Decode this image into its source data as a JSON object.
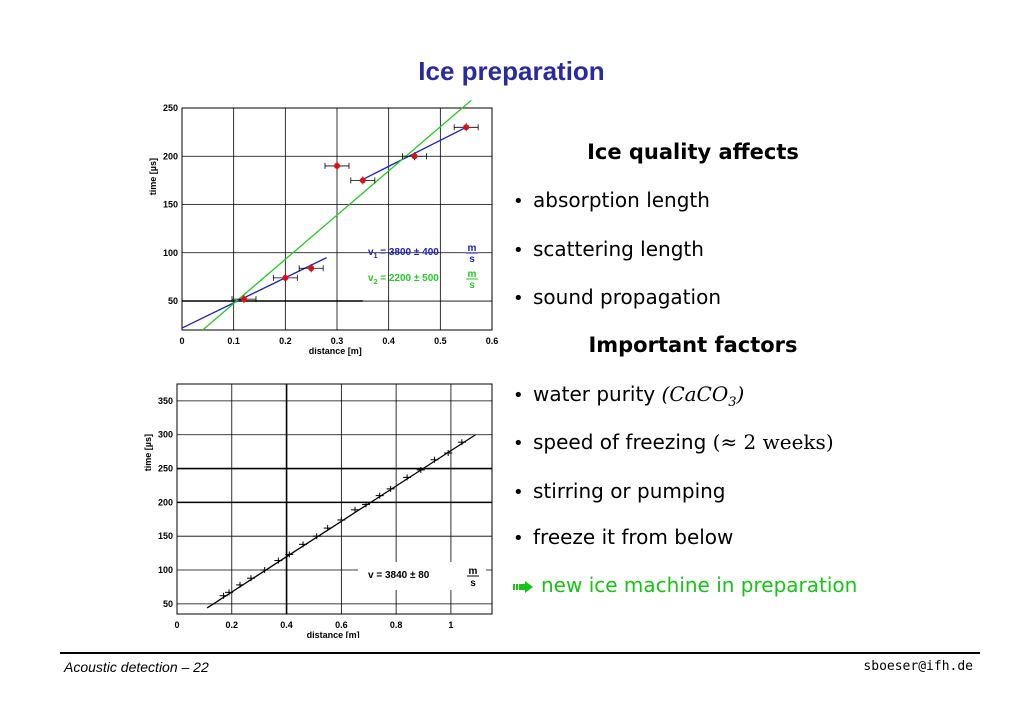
{
  "title": "Ice preparation",
  "chart_data": [
    {
      "type": "scatter",
      "xlabel": "distance [m]",
      "ylabel": "time [µs]",
      "xlim": [
        0,
        0.6
      ],
      "ylim": [
        20,
        250
      ],
      "xticks": [
        "0",
        "0.1",
        "0.2",
        "0.3",
        "0.4",
        "0.5",
        "0.6"
      ],
      "yticks": [
        "50",
        "100",
        "150",
        "200",
        "250"
      ],
      "grid": true,
      "points": [
        {
          "x": 0.12,
          "y": 52
        },
        {
          "x": 0.2,
          "y": 74
        },
        {
          "x": 0.25,
          "y": 84
        },
        {
          "x": 0.3,
          "y": 190
        },
        {
          "x": 0.35,
          "y": 175
        },
        {
          "x": 0.45,
          "y": 200
        },
        {
          "x": 0.55,
          "y": 230
        }
      ],
      "fits": [
        {
          "name": "v1",
          "color": "#2020c0",
          "label_v": "v",
          "label_sub": "1",
          "label_rest": " = 3800 ± 400 ",
          "unit_top": "m",
          "unit_bottom": "s",
          "x": [
            0,
            0.28
          ],
          "y": [
            22,
            95
          ]
        },
        {
          "name": "v1b",
          "color": "#2020c0",
          "x": [
            0.35,
            0.55
          ],
          "y": [
            176,
            230
          ]
        },
        {
          "name": "v2",
          "color": "#22cc22",
          "label_v": "v",
          "label_sub": "2",
          "label_rest": " = 2200 ± 500 ",
          "unit_top": "m",
          "unit_bottom": "s",
          "x": [
            0.04,
            0.56
          ],
          "y": [
            20,
            258
          ]
        }
      ]
    },
    {
      "type": "scatter",
      "xlabel": "distance [m]",
      "ylabel": "time [µs]",
      "xlim": [
        0,
        1.15
      ],
      "ylim": [
        35,
        375
      ],
      "xticks": [
        "0",
        "0.2",
        "0.4",
        "0.6",
        "0.8",
        "1"
      ],
      "yticks": [
        "50",
        "100",
        "150",
        "200",
        "250",
        "300",
        "350"
      ],
      "grid": true,
      "annotation": "v = 3840 ± 80 ",
      "annotation_unit_top": "m",
      "annotation_unit_bottom": "s",
      "points": [
        {
          "x": 0.17,
          "y": 62
        },
        {
          "x": 0.19,
          "y": 67
        },
        {
          "x": 0.23,
          "y": 78
        },
        {
          "x": 0.27,
          "y": 88
        },
        {
          "x": 0.32,
          "y": 100
        },
        {
          "x": 0.37,
          "y": 114
        },
        {
          "x": 0.41,
          "y": 123
        },
        {
          "x": 0.46,
          "y": 138
        },
        {
          "x": 0.51,
          "y": 150
        },
        {
          "x": 0.55,
          "y": 162
        },
        {
          "x": 0.6,
          "y": 174
        },
        {
          "x": 0.65,
          "y": 189
        },
        {
          "x": 0.69,
          "y": 197
        },
        {
          "x": 0.74,
          "y": 210
        },
        {
          "x": 0.78,
          "y": 220
        },
        {
          "x": 0.84,
          "y": 237
        },
        {
          "x": 0.89,
          "y": 248
        },
        {
          "x": 0.94,
          "y": 263
        },
        {
          "x": 0.99,
          "y": 273
        },
        {
          "x": 1.04,
          "y": 289
        }
      ],
      "fit": {
        "x": [
          0.11,
          1.09
        ],
        "y": [
          44,
          300
        ]
      }
    }
  ],
  "bullets": {
    "heading1": "Ice quality affects",
    "items1": [
      "absorption length",
      "scattering length",
      "sound propagation"
    ],
    "heading2": "Important factors",
    "water_purity": "water purity ",
    "water_formula": "(CaCO",
    "water_formula_sub": "3",
    "water_formula_end": ")",
    "speed": "speed of freezing ",
    "speed_math": "(≈ 2 weeks)",
    "stirring": "stirring or pumping",
    "freeze": "freeze it from below",
    "new_machine": "new ice machine in preparation",
    "new_machine_color": "#16c416",
    "bullet_glyph": "•",
    "arrow_icon": "green-arrow-icon"
  },
  "footer": {
    "left": "Acoustic detection – 22",
    "right": "sboeser@ifh.de"
  }
}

* * *

What to do -
From the material above, reproduce everything verbatim except the pictures.

Problem solution -
Decode this image into its source data as a JSON object.
{
  "title": "Ice preparation",
  "chart_data": [
    {
      "type": "scatter",
      "xlabel": "distance [m]",
      "ylabel": "time [µs]",
      "xlim": [
        0,
        0.6
      ],
      "ylim": [
        20,
        250
      ],
      "xticks": [
        "0",
        "0.1",
        "0.2",
        "0.3",
        "0.4",
        "0.5",
        "0.6"
      ],
      "yticks": [
        "50",
        "100",
        "150",
        "200",
        "250"
      ],
      "grid": true,
      "points": [
        {
          "x": 0.12,
          "y": 52
        },
        {
          "x": 0.2,
          "y": 74
        },
        {
          "x": 0.25,
          "y": 84
        },
        {
          "x": 0.3,
          "y": 190
        },
        {
          "x": 0.35,
          "y": 175
        },
        {
          "x": 0.45,
          "y": 200
        },
        {
          "x": 0.55,
          "y": 230
        }
      ],
      "fits": [
        {
          "name": "v1",
          "color": "#2020c0",
          "label_v": "v",
          "label_sub": "1",
          "label_rest": " = 3800 ± 400 ",
          "unit_top": "m",
          "unit_bottom": "s",
          "x": [
            0,
            0.28
          ],
          "y": [
            22,
            95
          ]
        },
        {
          "name": "v1b",
          "color": "#2020c0",
          "x": [
            0.35,
            0.55
          ],
          "y": [
            176,
            230
          ]
        },
        {
          "name": "v2",
          "color": "#22cc22",
          "label_v": "v",
          "label_sub": "2",
          "label_rest": " = 2200 ± 500 ",
          "unit_top": "m",
          "unit_bottom": "s",
          "x": [
            0.04,
            0.56
          ],
          "y": [
            20,
            258
          ]
        }
      ]
    },
    {
      "type": "scatter",
      "xlabel": "distance [m]",
      "ylabel": "time [µs]",
      "xlim": [
        0,
        1.15
      ],
      "ylim": [
        35,
        375
      ],
      "xticks": [
        "0",
        "0.2",
        "0.4",
        "0.6",
        "0.8",
        "1"
      ],
      "yticks": [
        "50",
        "100",
        "150",
        "200",
        "250",
        "300",
        "350"
      ],
      "grid": true,
      "annotation": "v = 3840 ± 80 ",
      "annotation_unit_top": "m",
      "annotation_unit_bottom": "s",
      "points": [
        {
          "x": 0.17,
          "y": 62
        },
        {
          "x": 0.19,
          "y": 67
        },
        {
          "x": 0.23,
          "y": 78
        },
        {
          "x": 0.27,
          "y": 88
        },
        {
          "x": 0.32,
          "y": 100
        },
        {
          "x": 0.37,
          "y": 114
        },
        {
          "x": 0.41,
          "y": 123
        },
        {
          "x": 0.46,
          "y": 138
        },
        {
          "x": 0.51,
          "y": 150
        },
        {
          "x": 0.55,
          "y": 162
        },
        {
          "x": 0.6,
          "y": 174
        },
        {
          "x": 0.65,
          "y": 189
        },
        {
          "x": 0.69,
          "y": 197
        },
        {
          "x": 0.74,
          "y": 210
        },
        {
          "x": 0.78,
          "y": 220
        },
        {
          "x": 0.84,
          "y": 237
        },
        {
          "x": 0.89,
          "y": 248
        },
        {
          "x": 0.94,
          "y": 263
        },
        {
          "x": 0.99,
          "y": 273
        },
        {
          "x": 1.04,
          "y": 289
        }
      ],
      "fit": {
        "x": [
          0.11,
          1.09
        ],
        "y": [
          44,
          300
        ]
      }
    }
  ],
  "bullets": {
    "heading1": "Ice quality affects",
    "items1": [
      "absorption length",
      "scattering length",
      "sound propagation"
    ],
    "heading2": "Important factors",
    "water_purity": "water purity ",
    "water_formula": "(CaCO",
    "water_formula_sub": "3",
    "water_formula_end": ")",
    "speed": "speed of freezing ",
    "speed_math": "(≈ 2 weeks)",
    "stirring": "stirring or pumping",
    "freeze": "freeze it from below",
    "new_machine": "new ice machine in preparation",
    "new_machine_color": "#16c416",
    "bullet_glyph": "•",
    "arrow_icon": "green-arrow-icon"
  },
  "footer": {
    "left": "Acoustic detection – 22",
    "right": "sboeser@ifh.de"
  }
}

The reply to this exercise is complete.